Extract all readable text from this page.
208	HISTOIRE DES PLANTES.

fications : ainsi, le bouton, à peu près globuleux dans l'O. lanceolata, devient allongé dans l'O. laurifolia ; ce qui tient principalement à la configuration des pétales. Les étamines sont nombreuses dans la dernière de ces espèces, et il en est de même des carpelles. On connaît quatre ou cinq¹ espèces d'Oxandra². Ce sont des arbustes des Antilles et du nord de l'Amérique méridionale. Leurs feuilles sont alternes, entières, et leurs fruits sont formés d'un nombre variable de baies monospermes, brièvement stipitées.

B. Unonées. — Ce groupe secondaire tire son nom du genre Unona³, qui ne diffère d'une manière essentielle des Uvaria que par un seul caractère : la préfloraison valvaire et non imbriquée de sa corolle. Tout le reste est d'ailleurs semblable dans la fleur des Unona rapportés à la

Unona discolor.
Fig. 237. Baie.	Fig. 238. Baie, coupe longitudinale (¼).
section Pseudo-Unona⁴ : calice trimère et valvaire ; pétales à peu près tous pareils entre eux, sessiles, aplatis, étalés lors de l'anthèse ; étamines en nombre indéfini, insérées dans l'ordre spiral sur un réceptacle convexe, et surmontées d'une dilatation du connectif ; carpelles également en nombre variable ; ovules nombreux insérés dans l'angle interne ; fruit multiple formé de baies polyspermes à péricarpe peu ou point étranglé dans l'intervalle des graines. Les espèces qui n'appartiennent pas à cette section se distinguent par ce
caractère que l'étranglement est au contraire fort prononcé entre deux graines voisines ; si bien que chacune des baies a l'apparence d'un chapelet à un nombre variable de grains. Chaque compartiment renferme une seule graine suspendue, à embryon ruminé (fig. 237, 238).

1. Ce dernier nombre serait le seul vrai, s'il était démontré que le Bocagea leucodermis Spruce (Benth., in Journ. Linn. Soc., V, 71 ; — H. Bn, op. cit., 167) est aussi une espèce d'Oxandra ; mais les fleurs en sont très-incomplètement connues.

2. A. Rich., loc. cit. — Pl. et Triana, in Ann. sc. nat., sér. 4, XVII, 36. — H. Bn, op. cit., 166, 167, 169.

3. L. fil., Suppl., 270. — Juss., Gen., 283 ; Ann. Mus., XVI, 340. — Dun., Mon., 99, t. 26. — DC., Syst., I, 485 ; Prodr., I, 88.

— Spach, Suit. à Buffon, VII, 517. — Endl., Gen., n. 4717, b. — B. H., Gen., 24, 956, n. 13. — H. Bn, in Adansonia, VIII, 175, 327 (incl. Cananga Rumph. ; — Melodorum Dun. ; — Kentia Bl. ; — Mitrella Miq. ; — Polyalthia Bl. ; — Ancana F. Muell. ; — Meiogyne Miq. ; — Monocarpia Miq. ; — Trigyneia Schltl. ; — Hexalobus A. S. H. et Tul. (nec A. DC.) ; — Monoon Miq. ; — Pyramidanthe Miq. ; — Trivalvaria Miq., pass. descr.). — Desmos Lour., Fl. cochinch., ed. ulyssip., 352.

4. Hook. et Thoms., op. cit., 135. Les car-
——
### Brief
State how many lines of the listing above include the word "pétales". Give nothing but the number.

### Completed exercise
2